**WRITTEN TASK**
Show all lines from the listing below that contain "this".

[Dataset records]
=-=-=-=-=

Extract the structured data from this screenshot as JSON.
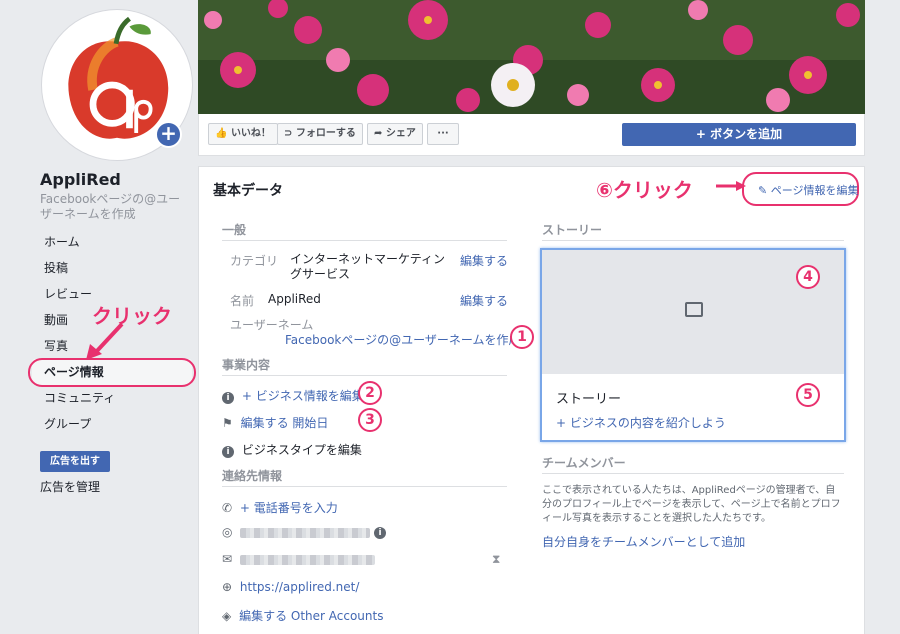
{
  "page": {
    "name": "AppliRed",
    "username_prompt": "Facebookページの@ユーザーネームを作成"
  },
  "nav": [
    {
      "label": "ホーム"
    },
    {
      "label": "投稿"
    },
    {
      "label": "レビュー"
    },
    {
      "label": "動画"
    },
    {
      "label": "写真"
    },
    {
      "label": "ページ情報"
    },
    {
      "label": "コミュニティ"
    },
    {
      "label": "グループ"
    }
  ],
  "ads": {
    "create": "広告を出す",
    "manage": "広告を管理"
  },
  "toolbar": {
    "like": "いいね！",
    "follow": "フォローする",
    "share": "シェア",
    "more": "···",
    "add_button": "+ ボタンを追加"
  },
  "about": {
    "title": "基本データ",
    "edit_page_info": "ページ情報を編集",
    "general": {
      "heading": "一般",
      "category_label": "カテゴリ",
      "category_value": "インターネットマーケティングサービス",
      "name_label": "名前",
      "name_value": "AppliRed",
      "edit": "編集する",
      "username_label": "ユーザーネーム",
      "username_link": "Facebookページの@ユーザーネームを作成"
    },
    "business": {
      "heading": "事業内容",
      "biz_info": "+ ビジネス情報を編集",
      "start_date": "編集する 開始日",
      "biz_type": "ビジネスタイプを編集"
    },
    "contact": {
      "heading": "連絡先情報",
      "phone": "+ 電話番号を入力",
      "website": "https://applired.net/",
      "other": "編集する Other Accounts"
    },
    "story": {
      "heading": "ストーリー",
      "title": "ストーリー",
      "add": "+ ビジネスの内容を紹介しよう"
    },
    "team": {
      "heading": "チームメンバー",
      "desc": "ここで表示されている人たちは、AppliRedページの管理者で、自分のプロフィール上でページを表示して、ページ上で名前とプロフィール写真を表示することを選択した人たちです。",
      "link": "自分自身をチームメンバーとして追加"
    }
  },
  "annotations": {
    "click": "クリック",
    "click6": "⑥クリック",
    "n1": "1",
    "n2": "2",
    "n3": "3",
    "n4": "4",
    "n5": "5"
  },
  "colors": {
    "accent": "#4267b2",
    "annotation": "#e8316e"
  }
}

=-=-=-=-=

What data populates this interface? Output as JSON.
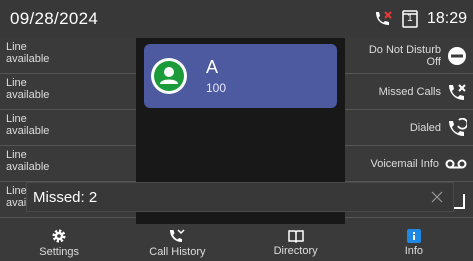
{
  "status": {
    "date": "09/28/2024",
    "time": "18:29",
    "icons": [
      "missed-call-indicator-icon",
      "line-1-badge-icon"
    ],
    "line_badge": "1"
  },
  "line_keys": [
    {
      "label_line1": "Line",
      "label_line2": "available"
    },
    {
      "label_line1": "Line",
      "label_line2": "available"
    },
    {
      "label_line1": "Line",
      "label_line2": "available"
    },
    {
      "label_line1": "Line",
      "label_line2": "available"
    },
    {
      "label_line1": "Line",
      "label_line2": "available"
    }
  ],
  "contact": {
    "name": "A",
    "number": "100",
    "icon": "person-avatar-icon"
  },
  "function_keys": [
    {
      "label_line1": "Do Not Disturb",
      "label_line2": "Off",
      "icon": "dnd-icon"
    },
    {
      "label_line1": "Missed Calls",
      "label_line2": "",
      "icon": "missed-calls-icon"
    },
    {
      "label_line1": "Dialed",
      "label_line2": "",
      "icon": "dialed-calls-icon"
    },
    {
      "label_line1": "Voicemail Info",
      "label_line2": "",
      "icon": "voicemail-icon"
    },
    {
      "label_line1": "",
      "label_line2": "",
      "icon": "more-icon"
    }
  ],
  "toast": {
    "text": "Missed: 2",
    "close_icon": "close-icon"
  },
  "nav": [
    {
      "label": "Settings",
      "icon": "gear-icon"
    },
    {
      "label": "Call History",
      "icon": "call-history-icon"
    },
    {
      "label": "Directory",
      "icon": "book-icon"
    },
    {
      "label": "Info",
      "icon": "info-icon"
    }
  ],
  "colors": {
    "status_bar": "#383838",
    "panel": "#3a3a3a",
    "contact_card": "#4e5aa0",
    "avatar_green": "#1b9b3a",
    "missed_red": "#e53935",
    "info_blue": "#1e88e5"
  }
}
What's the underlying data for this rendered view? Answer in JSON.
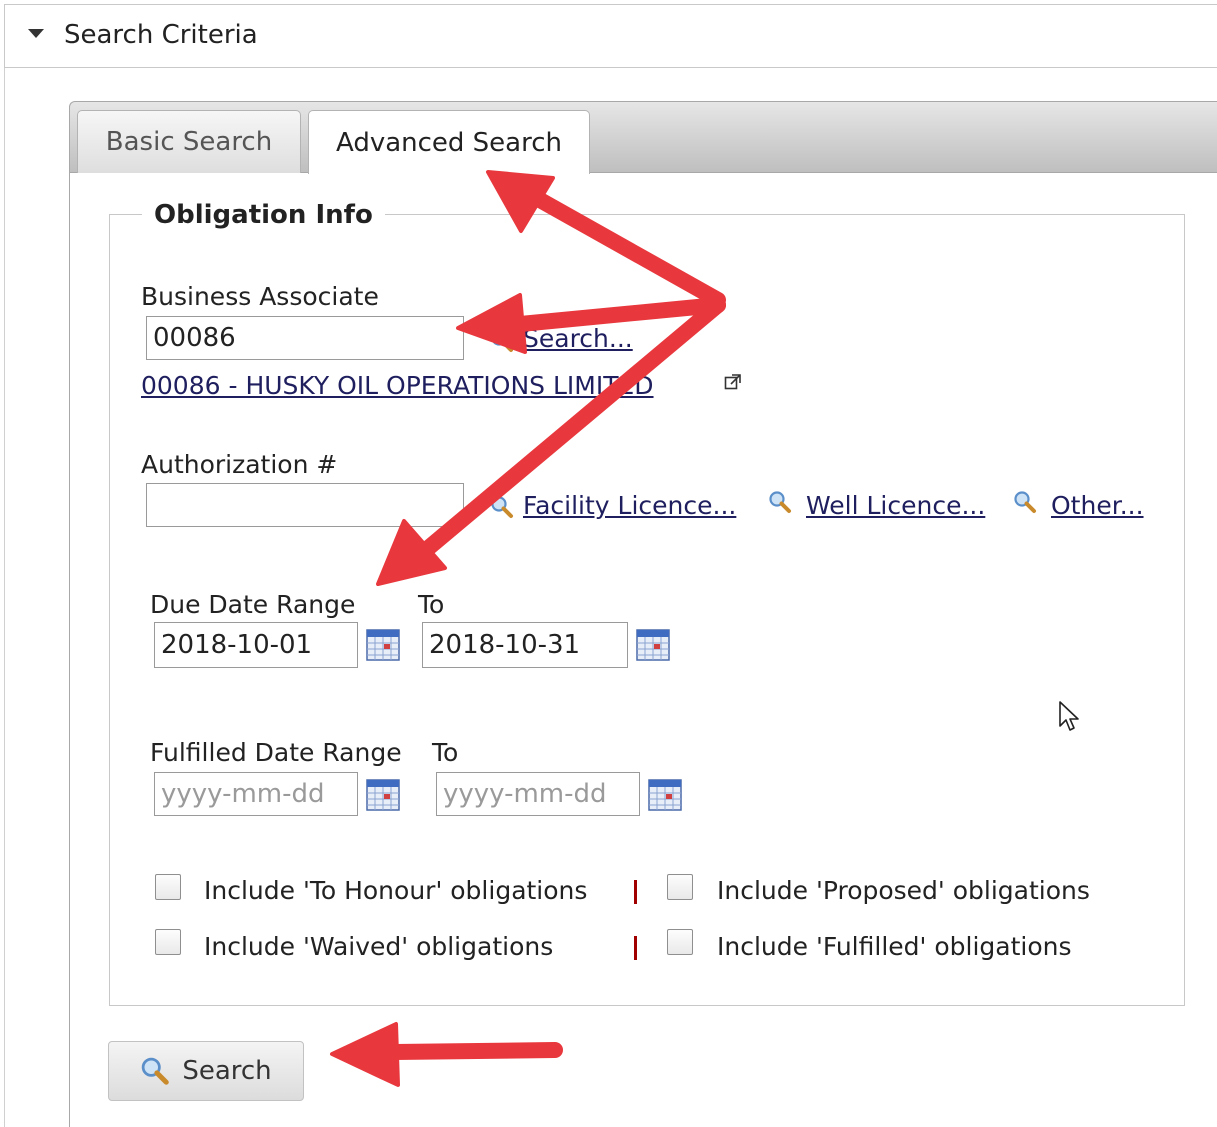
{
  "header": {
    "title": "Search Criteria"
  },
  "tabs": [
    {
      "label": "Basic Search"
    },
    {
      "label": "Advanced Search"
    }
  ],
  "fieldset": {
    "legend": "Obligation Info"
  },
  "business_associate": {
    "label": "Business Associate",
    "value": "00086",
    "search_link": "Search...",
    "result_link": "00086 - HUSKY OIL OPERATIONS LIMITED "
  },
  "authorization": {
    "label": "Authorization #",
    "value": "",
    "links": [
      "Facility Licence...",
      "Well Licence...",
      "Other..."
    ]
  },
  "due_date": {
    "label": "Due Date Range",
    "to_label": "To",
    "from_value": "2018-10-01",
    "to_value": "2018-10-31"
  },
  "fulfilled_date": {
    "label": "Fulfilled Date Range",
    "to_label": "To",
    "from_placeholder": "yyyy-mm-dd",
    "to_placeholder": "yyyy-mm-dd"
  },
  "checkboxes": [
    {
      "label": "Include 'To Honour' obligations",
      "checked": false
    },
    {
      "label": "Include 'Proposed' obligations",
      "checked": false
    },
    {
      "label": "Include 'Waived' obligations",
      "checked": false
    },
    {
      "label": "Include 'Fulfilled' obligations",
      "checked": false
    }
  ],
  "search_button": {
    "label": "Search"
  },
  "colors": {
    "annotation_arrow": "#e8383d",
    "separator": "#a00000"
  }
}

=-=-=-=-=

**REPLY TO THE TASK**
Extract the structured data from this screenshot as JSON.
What data populates this interface? Output as JSON.
What's the underlying data for this rendered view? Answer in JSON.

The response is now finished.